## Material

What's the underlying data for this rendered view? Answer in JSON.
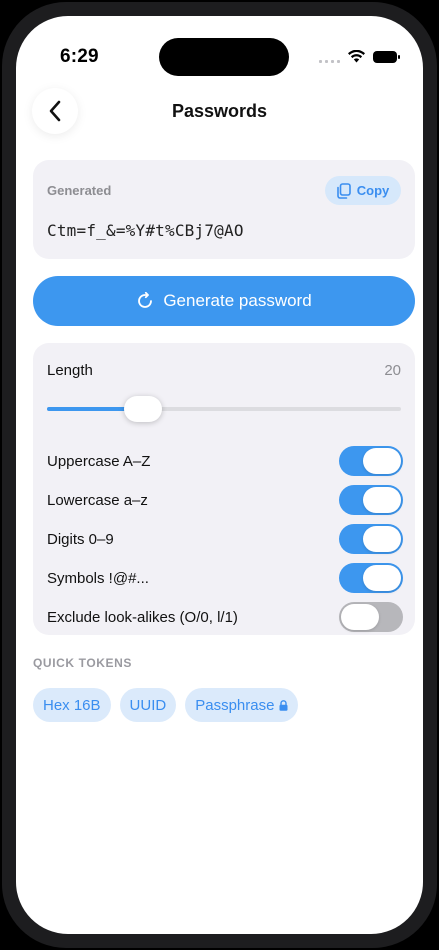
{
  "status_bar": {
    "time": "6:29"
  },
  "nav": {
    "title": "Passwords",
    "back_icon": "chevron-left-icon"
  },
  "generated": {
    "label": "Generated",
    "copy_label": "Copy",
    "copy_icon": "clipboard-icon",
    "value": "Ctm=f_&=%Y#t%CBj7@AO"
  },
  "generate_button": {
    "label": "Generate password",
    "icon": "refresh-icon"
  },
  "options": {
    "length": {
      "label": "Length",
      "value": "20",
      "slider_fraction": 0.27
    },
    "toggles": [
      {
        "label": "Uppercase A–Z",
        "on": true
      },
      {
        "label": "Lowercase a–z",
        "on": true
      },
      {
        "label": "Digits 0–9",
        "on": true
      },
      {
        "label": "Symbols !@#...",
        "on": true
      },
      {
        "label": "Exclude look-alikes (O/0, l/1)",
        "on": false
      }
    ]
  },
  "quick_tokens": {
    "header": "QUICK TOKENS",
    "chips": [
      {
        "label": "Hex 16B"
      },
      {
        "label": "UUID"
      },
      {
        "label": "Passphrase",
        "icon": "lock-icon"
      }
    ]
  },
  "colors": {
    "accent": "#3d97ef",
    "card_bg": "#f2f1f6",
    "chip_bg": "#dbeafb",
    "toggle_off": "#b7b7bb"
  }
}
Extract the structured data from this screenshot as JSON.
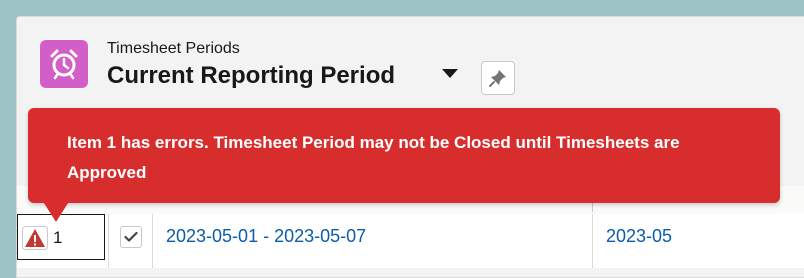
{
  "header": {
    "object_label": "Timesheet Periods",
    "view_title": "Current Reporting Period",
    "icon": "alarm-clock-icon",
    "accent_color": "#d25fc8"
  },
  "error": {
    "message": "Item 1 has errors. Timesheet Period may not be Closed until Timesheets are Approved",
    "color": "#d82d2d"
  },
  "table": {
    "rows": [
      {
        "number": "1",
        "checked": true,
        "period_name": "2023-05-01 - 2023-05-07",
        "month": "2023-05"
      }
    ]
  }
}
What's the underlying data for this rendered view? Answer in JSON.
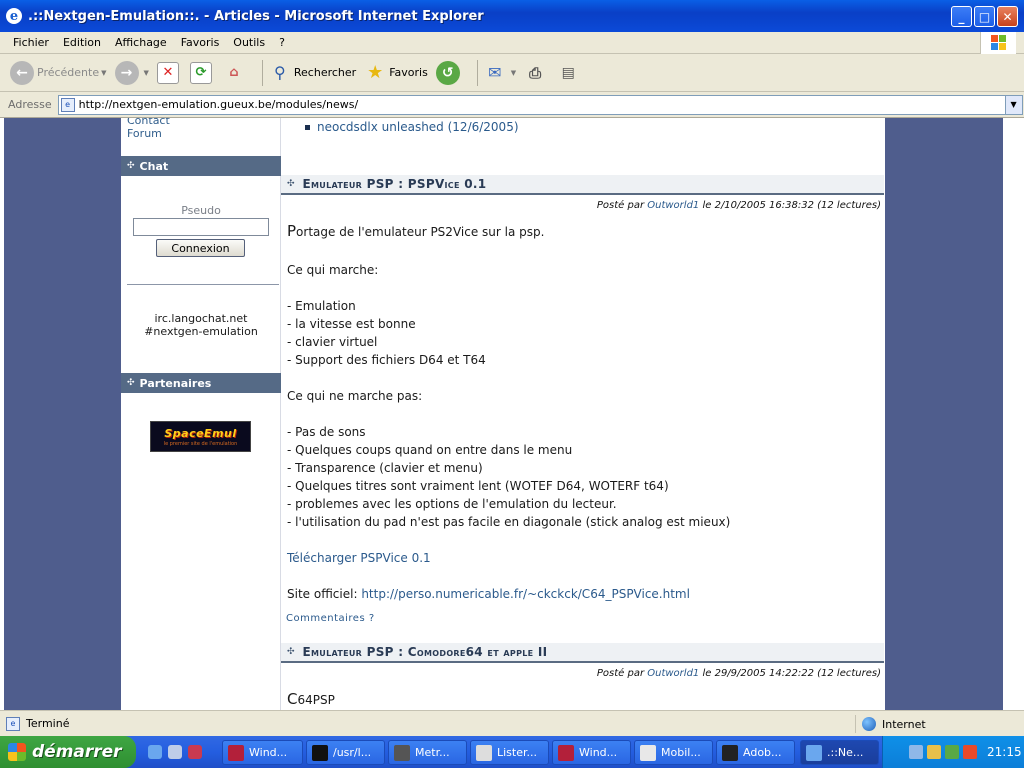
{
  "window": {
    "title": ".::Nextgen-Emulation::. - Articles - Microsoft Internet Explorer",
    "controls": {
      "minimize": "_",
      "maximize": "□",
      "close": "✕"
    }
  },
  "menu": [
    "Fichier",
    "Edition",
    "Affichage",
    "Favoris",
    "Outils",
    "?"
  ],
  "toolbar": {
    "back": "Précédente",
    "search": "Rechercher",
    "favorites": "Favoris"
  },
  "address": {
    "label": "Adresse",
    "url": "http://nextgen-emulation.gueux.be/modules/news/"
  },
  "sidebar": {
    "links": [
      "Contact",
      "Forum"
    ],
    "chat": {
      "title": "Chat",
      "pseudo_label": "Pseudo",
      "button": "Connexion",
      "server": "irc.langochat.net",
      "channel": "#nextgen-emulation"
    },
    "partners": {
      "title": "Partenaires",
      "logo_text": "SpaceEmul",
      "logo_sub": "le premier site de l'emulation"
    }
  },
  "content": {
    "top_bullet": "neocdsdlx unleashed (12/6/2005)",
    "article1": {
      "title": "Emulateur PSP : PSPVice 0.1",
      "posted_prefix": "Posté par",
      "author": "Outworld1",
      "posted_suffix": "le 2/10/2005 16:38:32 (12 lectures)",
      "intro_first": "P",
      "intro_rest": "ortage de l'emulateur PS2Vice sur la psp.",
      "works_title": "Ce qui marche:",
      "works": [
        "- Emulation",
        "- la vitesse est bonne",
        "- clavier virtuel",
        "- Support des fichiers D64 et T64"
      ],
      "notworks_title": "Ce qui ne marche pas:",
      "notworks": [
        "- Pas de sons",
        "- Quelques coups quand on entre dans le menu",
        "- Transparence (clavier et menu)",
        "- Quelques titres sont vraiment lent (WOTEF D64, WOTERF t64)",
        "- problemes avec les options de l'emulation du lecteur.",
        "- l'utilisation du pad n'est pas facile en diagonale (stick analog est mieux)"
      ],
      "download": "Télécharger PSPVice 0.1",
      "site_label": "Site officiel:",
      "site_url": "http://perso.numericable.fr/~ckckck/C64_PSPVice.html",
      "comments": "Commentaires ?"
    },
    "article2": {
      "title": "Emulateur PSP : Comodore64 et apple II",
      "posted_prefix": "Posté par",
      "author": "Outworld1",
      "posted_suffix": "le 29/9/2005 14:22:22 (12 lectures)",
      "intro_first": "C",
      "intro_rest": "64PSP"
    }
  },
  "status": {
    "text": "Terminé",
    "zone": "Internet"
  },
  "taskbar": {
    "start": "démarrer",
    "tasks": [
      "Wind...",
      "/usr/l...",
      "Metr...",
      "Lister...",
      "Wind...",
      "Mobil...",
      "Adob...",
      ".::Ne..."
    ],
    "clock": "21:15"
  },
  "colors": {
    "title_blue": "#0a3fc6",
    "page_bg": "#4f5d8d",
    "block_header": "#556a86",
    "link": "#2b5a8c"
  }
}
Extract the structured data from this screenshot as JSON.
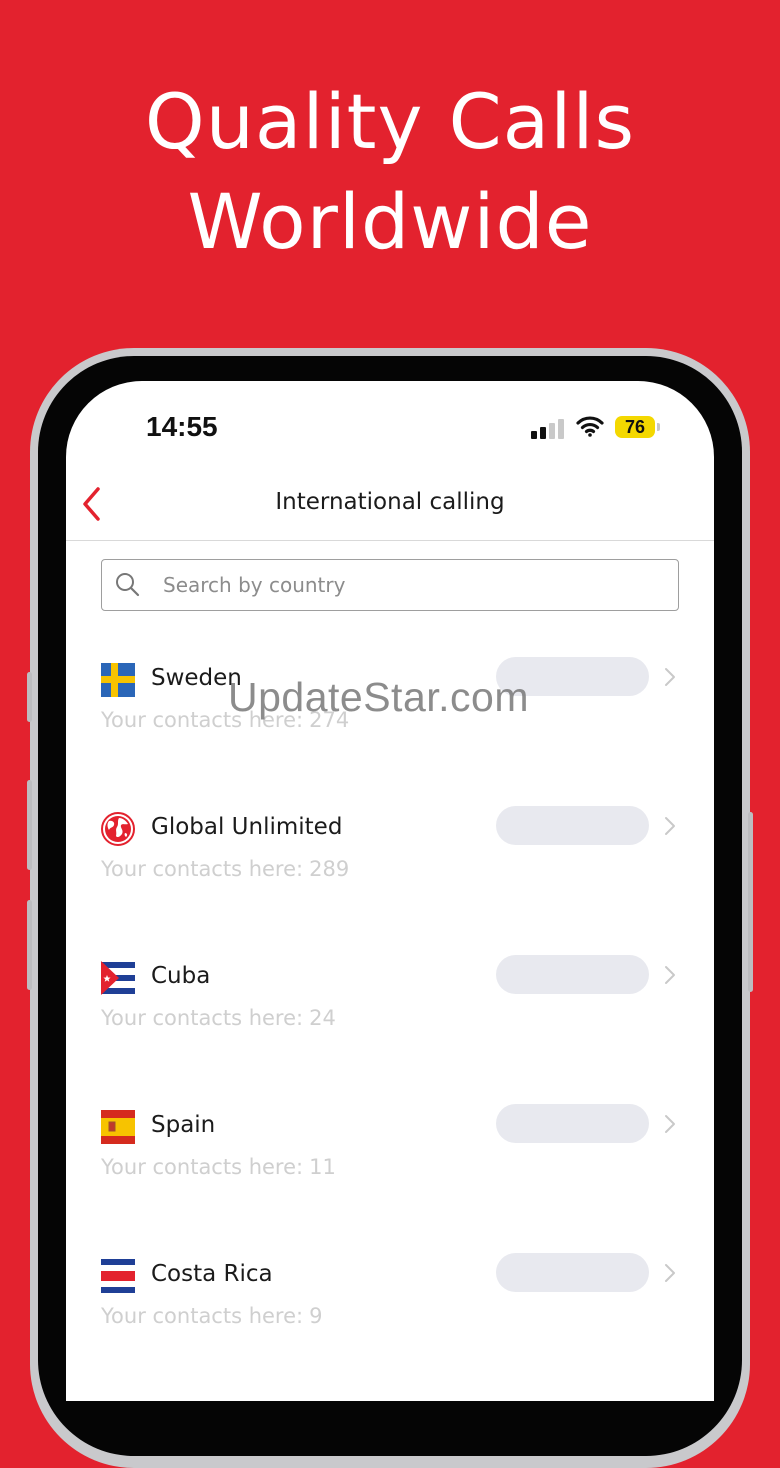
{
  "promo": {
    "headline_line1": "Quality Calls",
    "headline_line2": "Worldwide"
  },
  "status_bar": {
    "time": "14:55",
    "battery_level": "76",
    "cellular_signal_bars": 2,
    "wifi": "connected"
  },
  "nav": {
    "back_icon": "chevron-left-icon",
    "title": "International calling"
  },
  "search": {
    "placeholder": "Search by country",
    "icon": "search-icon"
  },
  "countries": [
    {
      "name": "Sweden",
      "flag": "sweden-flag-icon",
      "contacts_label": "Your contacts here:",
      "contacts_count": "274"
    },
    {
      "name": "Global Unlimited",
      "flag": "globe-icon",
      "contacts_label": "Your contacts here:",
      "contacts_count": "289"
    },
    {
      "name": "Cuba",
      "flag": "cuba-flag-icon",
      "contacts_label": "Your contacts here:",
      "contacts_count": "24"
    },
    {
      "name": "Spain",
      "flag": "spain-flag-icon",
      "contacts_label": "Your contacts here:",
      "contacts_count": "11"
    },
    {
      "name": "Costa Rica",
      "flag": "costa-rica-flag-icon",
      "contacts_label": "Your contacts here:",
      "contacts_count": "9"
    }
  ],
  "watermark": "UpdateStar.com",
  "colors": {
    "brand_red": "#e3222e",
    "battery_yellow": "#f4d800",
    "muted_text": "#cfcfcf",
    "pill_placeholder": "#e8e9ef"
  }
}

## Short exercise
Search the records above for "flag". Copy each line where it is found.

## Task solution
      "flag": "sweden-flag-icon",
      "flag": "globe-icon",
      "flag": "cuba-flag-icon",
      "flag": "spain-flag-icon",
      "flag": "costa-rica-flag-icon",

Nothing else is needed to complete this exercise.